▶ DATA FOR THIS TASK
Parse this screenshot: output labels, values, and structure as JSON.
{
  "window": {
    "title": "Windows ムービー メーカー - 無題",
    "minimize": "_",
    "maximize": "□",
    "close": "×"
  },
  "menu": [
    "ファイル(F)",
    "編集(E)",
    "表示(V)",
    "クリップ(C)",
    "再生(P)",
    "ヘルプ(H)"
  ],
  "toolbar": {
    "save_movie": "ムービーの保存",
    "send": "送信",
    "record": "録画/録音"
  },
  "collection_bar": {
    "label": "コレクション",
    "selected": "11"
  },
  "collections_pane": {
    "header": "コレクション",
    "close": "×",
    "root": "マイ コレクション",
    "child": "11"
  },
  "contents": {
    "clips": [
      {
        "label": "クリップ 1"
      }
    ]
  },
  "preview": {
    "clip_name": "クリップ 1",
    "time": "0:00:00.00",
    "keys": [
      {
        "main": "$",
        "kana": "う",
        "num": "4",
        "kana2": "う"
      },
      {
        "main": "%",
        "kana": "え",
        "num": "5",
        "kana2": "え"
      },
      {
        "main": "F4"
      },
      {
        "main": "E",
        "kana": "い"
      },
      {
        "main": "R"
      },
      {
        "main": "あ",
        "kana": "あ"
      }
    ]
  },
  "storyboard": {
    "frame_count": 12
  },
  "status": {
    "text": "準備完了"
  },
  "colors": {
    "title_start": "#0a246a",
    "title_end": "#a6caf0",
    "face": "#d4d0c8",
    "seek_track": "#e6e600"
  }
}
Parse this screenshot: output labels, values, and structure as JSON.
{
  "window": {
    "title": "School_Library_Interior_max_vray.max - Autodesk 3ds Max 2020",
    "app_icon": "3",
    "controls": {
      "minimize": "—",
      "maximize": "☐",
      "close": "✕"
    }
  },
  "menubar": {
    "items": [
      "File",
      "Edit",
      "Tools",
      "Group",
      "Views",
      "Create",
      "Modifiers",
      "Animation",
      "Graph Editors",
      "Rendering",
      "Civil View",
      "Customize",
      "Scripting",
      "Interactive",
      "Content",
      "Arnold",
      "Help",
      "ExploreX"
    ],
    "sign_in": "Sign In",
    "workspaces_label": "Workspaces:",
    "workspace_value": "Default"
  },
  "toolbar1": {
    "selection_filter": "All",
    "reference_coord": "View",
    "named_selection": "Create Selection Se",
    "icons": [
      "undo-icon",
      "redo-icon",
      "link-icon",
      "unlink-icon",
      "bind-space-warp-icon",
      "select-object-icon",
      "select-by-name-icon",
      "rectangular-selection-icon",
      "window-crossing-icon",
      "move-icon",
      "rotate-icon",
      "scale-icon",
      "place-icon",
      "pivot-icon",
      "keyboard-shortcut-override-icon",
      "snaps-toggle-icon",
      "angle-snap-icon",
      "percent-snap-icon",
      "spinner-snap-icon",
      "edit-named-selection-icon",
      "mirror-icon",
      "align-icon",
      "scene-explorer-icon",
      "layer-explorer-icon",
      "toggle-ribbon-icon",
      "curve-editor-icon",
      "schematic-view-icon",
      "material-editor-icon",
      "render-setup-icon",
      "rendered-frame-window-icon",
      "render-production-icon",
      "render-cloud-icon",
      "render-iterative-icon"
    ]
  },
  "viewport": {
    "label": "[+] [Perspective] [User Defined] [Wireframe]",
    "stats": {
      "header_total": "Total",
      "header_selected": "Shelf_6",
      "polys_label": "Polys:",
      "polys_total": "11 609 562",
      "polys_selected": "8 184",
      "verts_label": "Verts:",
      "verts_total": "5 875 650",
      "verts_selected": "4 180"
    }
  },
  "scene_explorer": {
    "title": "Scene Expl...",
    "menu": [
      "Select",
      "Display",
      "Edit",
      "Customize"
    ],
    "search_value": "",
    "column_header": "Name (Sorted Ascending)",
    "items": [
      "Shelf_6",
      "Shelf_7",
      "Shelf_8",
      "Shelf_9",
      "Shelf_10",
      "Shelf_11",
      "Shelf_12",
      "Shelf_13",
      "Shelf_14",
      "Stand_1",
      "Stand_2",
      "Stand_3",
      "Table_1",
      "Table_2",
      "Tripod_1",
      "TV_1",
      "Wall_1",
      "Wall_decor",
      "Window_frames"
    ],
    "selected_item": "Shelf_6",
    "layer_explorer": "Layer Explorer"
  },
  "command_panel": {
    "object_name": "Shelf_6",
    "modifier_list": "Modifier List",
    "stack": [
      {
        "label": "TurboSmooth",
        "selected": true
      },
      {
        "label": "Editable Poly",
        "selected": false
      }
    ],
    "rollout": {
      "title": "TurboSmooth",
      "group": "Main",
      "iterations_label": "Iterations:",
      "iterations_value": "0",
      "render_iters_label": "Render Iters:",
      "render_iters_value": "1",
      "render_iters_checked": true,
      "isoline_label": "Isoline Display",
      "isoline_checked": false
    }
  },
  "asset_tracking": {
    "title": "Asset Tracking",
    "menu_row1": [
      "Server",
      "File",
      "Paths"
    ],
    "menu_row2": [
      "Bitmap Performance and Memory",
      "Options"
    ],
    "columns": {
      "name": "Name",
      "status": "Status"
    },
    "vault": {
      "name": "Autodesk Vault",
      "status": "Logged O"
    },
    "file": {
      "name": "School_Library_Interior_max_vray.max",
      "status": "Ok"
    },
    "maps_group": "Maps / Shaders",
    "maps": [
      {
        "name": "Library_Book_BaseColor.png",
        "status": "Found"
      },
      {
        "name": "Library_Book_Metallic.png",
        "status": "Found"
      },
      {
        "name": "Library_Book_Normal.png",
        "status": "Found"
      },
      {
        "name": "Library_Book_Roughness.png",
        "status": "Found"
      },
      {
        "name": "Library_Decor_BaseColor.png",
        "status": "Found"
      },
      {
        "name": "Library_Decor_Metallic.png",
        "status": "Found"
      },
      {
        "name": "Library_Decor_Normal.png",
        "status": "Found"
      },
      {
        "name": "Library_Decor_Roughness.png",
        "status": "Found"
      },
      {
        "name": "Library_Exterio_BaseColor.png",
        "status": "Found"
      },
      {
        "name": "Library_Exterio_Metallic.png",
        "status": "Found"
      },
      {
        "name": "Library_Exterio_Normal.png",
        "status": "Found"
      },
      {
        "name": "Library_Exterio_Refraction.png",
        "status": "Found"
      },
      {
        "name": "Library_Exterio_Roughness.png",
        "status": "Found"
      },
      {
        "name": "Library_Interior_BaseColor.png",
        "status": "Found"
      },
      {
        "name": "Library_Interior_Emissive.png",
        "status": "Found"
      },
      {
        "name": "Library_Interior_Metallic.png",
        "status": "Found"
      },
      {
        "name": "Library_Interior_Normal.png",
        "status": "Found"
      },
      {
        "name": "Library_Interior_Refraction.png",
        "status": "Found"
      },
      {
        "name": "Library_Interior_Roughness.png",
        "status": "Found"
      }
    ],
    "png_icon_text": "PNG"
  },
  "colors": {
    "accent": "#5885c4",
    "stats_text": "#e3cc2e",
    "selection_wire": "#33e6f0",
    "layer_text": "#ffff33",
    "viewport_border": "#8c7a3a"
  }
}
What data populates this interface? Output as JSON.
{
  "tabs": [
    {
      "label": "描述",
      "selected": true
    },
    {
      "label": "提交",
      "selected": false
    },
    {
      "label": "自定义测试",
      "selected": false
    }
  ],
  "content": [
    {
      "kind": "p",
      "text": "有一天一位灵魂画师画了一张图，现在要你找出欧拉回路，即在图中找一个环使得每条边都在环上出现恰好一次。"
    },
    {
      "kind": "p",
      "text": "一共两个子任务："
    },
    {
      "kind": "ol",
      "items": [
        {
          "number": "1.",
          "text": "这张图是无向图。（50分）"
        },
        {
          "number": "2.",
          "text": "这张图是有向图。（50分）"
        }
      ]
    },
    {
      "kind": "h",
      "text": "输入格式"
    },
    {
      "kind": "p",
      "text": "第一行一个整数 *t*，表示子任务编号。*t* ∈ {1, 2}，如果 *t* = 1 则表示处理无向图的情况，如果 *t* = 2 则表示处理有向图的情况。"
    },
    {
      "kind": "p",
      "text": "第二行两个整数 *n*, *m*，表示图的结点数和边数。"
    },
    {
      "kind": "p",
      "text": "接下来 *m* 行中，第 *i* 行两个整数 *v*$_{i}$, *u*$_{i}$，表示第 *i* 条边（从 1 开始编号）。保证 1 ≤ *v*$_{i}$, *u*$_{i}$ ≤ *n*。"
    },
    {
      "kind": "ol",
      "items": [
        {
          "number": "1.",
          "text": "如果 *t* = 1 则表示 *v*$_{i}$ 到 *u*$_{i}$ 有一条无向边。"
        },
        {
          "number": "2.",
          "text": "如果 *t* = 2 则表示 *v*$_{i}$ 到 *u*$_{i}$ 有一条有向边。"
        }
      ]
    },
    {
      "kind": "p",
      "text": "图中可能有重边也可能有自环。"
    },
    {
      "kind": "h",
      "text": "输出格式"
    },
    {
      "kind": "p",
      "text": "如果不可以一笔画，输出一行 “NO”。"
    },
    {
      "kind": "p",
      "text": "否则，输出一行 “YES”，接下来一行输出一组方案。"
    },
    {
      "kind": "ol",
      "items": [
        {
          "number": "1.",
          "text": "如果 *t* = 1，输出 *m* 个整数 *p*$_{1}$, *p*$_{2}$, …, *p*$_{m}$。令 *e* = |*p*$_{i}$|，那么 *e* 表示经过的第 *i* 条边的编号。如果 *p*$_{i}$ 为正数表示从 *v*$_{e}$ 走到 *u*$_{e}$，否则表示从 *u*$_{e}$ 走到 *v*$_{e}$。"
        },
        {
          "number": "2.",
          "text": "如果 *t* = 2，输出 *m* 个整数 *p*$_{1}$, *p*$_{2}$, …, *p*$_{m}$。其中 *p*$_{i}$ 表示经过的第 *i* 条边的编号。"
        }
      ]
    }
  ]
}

▶ EXERCISE OBJECTIVE
Search the data for "输出一行". Copy every line that has it.

▶ EXERCISE ANSWER
      "text": "如果不可以一笔画，输出一行 “NO”。"
      "text": "否则，输出一行 “YES”，接下来一行输出一组方案。"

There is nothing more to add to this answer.